=== Data in this exercise ===

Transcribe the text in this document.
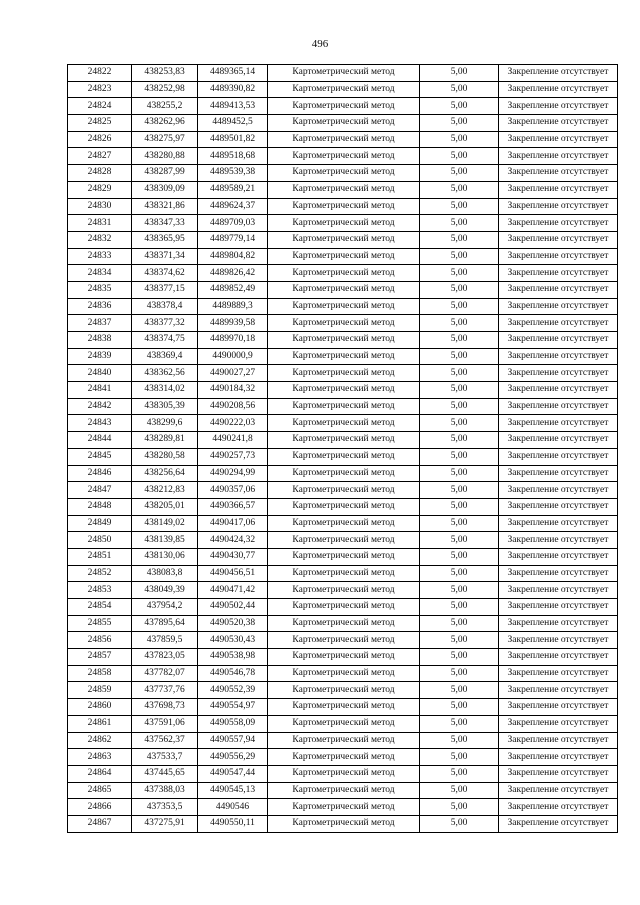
496
24822	438253,83	4489365,14	Картометрический метод	5,00	Закрепление отсутствует
24823	438252,98	4489390,82	Картометрический метод	5,00	Закрепление отсутствует
24824	438255,2	4489413,53	Картометрический метод	5,00	Закрепление отсутствует
24825	438262,96	4489452,5	Картометрический метод	5,00	Закрепление отсутствует
24826	438275,97	4489501,82	Картометрический метод	5,00	Закрепление отсутствует
24827	438280,88	4489518,68	Картометрический метод	5,00	Закрепление отсутствует
24828	438287,99	4489539,38	Картометрический метод	5,00	Закрепление отсутствует
24829	438309,09	4489589,21	Картометрический метод	5,00	Закрепление отсутствует
24830	438321,86	4489624,37	Картометрический метод	5,00	Закрепление отсутствует
24831	438347,33	4489709,03	Картометрический метод	5,00	Закрепление отсутствует
24832	438365,95	4489779,14	Картометрический метод	5,00	Закрепление отсутствует
24833	438371,34	4489804,82	Картометрический метод	5,00	Закрепление отсутствует
24834	438374,62	4489826,42	Картометрический метод	5,00	Закрепление отсутствует
24835	438377,15	4489852,49	Картометрический метод	5,00	Закрепление отсутствует
24836	438378,4	4489889,3	Картометрический метод	5,00	Закрепление отсутствует
24837	438377,32	4489939,58	Картометрический метод	5,00	Закрепление отсутствует
24838	438374,75	4489970,18	Картометрический метод	5,00	Закрепление отсутствует
24839	438369,4	4490000,9	Картометрический метод	5,00	Закрепление отсутствует
24840	438362,56	4490027,27	Картометрический метод	5,00	Закрепление отсутствует
24841	438314,02	4490184,32	Картометрический метод	5,00	Закрепление отсутствует
24842	438305,39	4490208,56	Картометрический метод	5,00	Закрепление отсутствует
24843	438299,6	4490222,03	Картометрический метод	5,00	Закрепление отсутствует
24844	438289,81	4490241,8	Картометрический метод	5,00	Закрепление отсутствует
24845	438280,58	4490257,73	Картометрический метод	5,00	Закрепление отсутствует
24846	438256,64	4490294,99	Картометрический метод	5,00	Закрепление отсутствует
24847	438212,83	4490357,06	Картометрический метод	5,00	Закрепление отсутствует
24848	438205,01	4490366,57	Картометрический метод	5,00	Закрепление отсутствует
24849	438149,02	4490417,06	Картометрический метод	5,00	Закрепление отсутствует
24850	438139,85	4490424,32	Картометрический метод	5,00	Закрепление отсутствует
24851	438130,06	4490430,77	Картометрический метод	5,00	Закрепление отсутствует
24852	438083,8	4490456,51	Картометрический метод	5,00	Закрепление отсутствует
24853	438049,39	4490471,42	Картометрический метод	5,00	Закрепление отсутствует
24854	437954,2	4490502,44	Картометрический метод	5,00	Закрепление отсутствует
24855	437895,64	4490520,38	Картометрический метод	5,00	Закрепление отсутствует
24856	437859,5	4490530,43	Картометрический метод	5,00	Закрепление отсутствует
24857	437823,05	4490538,98	Картометрический метод	5,00	Закрепление отсутствует
24858	437782,07	4490546,78	Картометрический метод	5,00	Закрепление отсутствует
24859	437737,76	4490552,39	Картометрический метод	5,00	Закрепление отсутствует
24860	437698,73	4490554,97	Картометрический метод	5,00	Закрепление отсутствует
24861	437591,06	4490558,09	Картометрический метод	5,00	Закрепление отсутствует
24862	437562,37	4490557,94	Картометрический метод	5,00	Закрепление отсутствует
24863	437533,7	4490556,29	Картометрический метод	5,00	Закрепление отсутствует
24864	437445,65	4490547,44	Картометрический метод	5,00	Закрепление отсутствует
24865	437388,03	4490545,13	Картометрический метод	5,00	Закрепление отсутствует
24866	437353,5	4490546	Картометрический метод	5,00	Закрепление отсутствует
24867	437275,91	4490550,11	Картометрический метод	5,00	Закрепление отсутствует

===

◆ Objective
Go through the entries above and print each one exactly, minus the pictures.

◆ Reply
Transcribe the text in this document.
496
24822	438253,83	4489365,14	Картометрический метод	5,00	Закрепление отсутствует
24823	438252,98	4489390,82	Картометрический метод	5,00	Закрепление отсутствует
24824	438255,2	4489413,53	Картометрический метод	5,00	Закрепление отсутствует
24825	438262,96	4489452,5	Картометрический метод	5,00	Закрепление отсутствует
24826	438275,97	4489501,82	Картометрический метод	5,00	Закрепление отсутствует
24827	438280,88	4489518,68	Картометрический метод	5,00	Закрепление отсутствует
24828	438287,99	4489539,38	Картометрический метод	5,00	Закрепление отсутствует
24829	438309,09	4489589,21	Картометрический метод	5,00	Закрепление отсутствует
24830	438321,86	4489624,37	Картометрический метод	5,00	Закрепление отсутствует
24831	438347,33	4489709,03	Картометрический метод	5,00	Закрепление отсутствует
24832	438365,95	4489779,14	Картометрический метод	5,00	Закрепление отсутствует
24833	438371,34	4489804,82	Картометрический метод	5,00	Закрепление отсутствует
24834	438374,62	4489826,42	Картометрический метод	5,00	Закрепление отсутствует
24835	438377,15	4489852,49	Картометрический метод	5,00	Закрепление отсутствует
24836	438378,4	4489889,3	Картометрический метод	5,00	Закрепление отсутствует
24837	438377,32	4489939,58	Картометрический метод	5,00	Закрепление отсутствует
24838	438374,75	4489970,18	Картометрический метод	5,00	Закрепление отсутствует
24839	438369,4	4490000,9	Картометрический метод	5,00	Закрепление отсутствует
24840	438362,56	4490027,27	Картометрический метод	5,00	Закрепление отсутствует
24841	438314,02	4490184,32	Картометрический метод	5,00	Закрепление отсутствует
24842	438305,39	4490208,56	Картометрический метод	5,00	Закрепление отсутствует
24843	438299,6	4490222,03	Картометрический метод	5,00	Закрепление отсутствует
24844	438289,81	4490241,8	Картометрический метод	5,00	Закрепление отсутствует
24845	438280,58	4490257,73	Картометрический метод	5,00	Закрепление отсутствует
24846	438256,64	4490294,99	Картометрический метод	5,00	Закрепление отсутствует
24847	438212,83	4490357,06	Картометрический метод	5,00	Закрепление отсутствует
24848	438205,01	4490366,57	Картометрический метод	5,00	Закрепление отсутствует
24849	438149,02	4490417,06	Картометрический метод	5,00	Закрепление отсутствует
24850	438139,85	4490424,32	Картометрический метод	5,00	Закрепление отсутствует
24851	438130,06	4490430,77	Картометрический метод	5,00	Закрепление отсутствует
24852	438083,8	4490456,51	Картометрический метод	5,00	Закрепление отсутствует
24853	438049,39	4490471,42	Картометрический метод	5,00	Закрепление отсутствует
24854	437954,2	4490502,44	Картометрический метод	5,00	Закрепление отсутствует
24855	437895,64	4490520,38	Картометрический метод	5,00	Закрепление отсутствует
24856	437859,5	4490530,43	Картометрический метод	5,00	Закрепление отсутствует
24857	437823,05	4490538,98	Картометрический метод	5,00	Закрепление отсутствует
24858	437782,07	4490546,78	Картометрический метод	5,00	Закрепление отсутствует
24859	437737,76	4490552,39	Картометрический метод	5,00	Закрепление отсутствует
24860	437698,73	4490554,97	Картометрический метод	5,00	Закрепление отсутствует
24861	437591,06	4490558,09	Картометрический метод	5,00	Закрепление отсутствует
24862	437562,37	4490557,94	Картометрический метод	5,00	Закрепление отсутствует
24863	437533,7	4490556,29	Картометрический метод	5,00	Закрепление отсутствует
24864	437445,65	4490547,44	Картометрический метод	5,00	Закрепление отсутствует
24865	437388,03	4490545,13	Картометрический метод	5,00	Закрепление отсутствует
24866	437353,5	4490546	Картометрический метод	5,00	Закрепление отсутствует
24867	437275,91	4490550,11	Картометрический метод	5,00	Закрепление отсутствует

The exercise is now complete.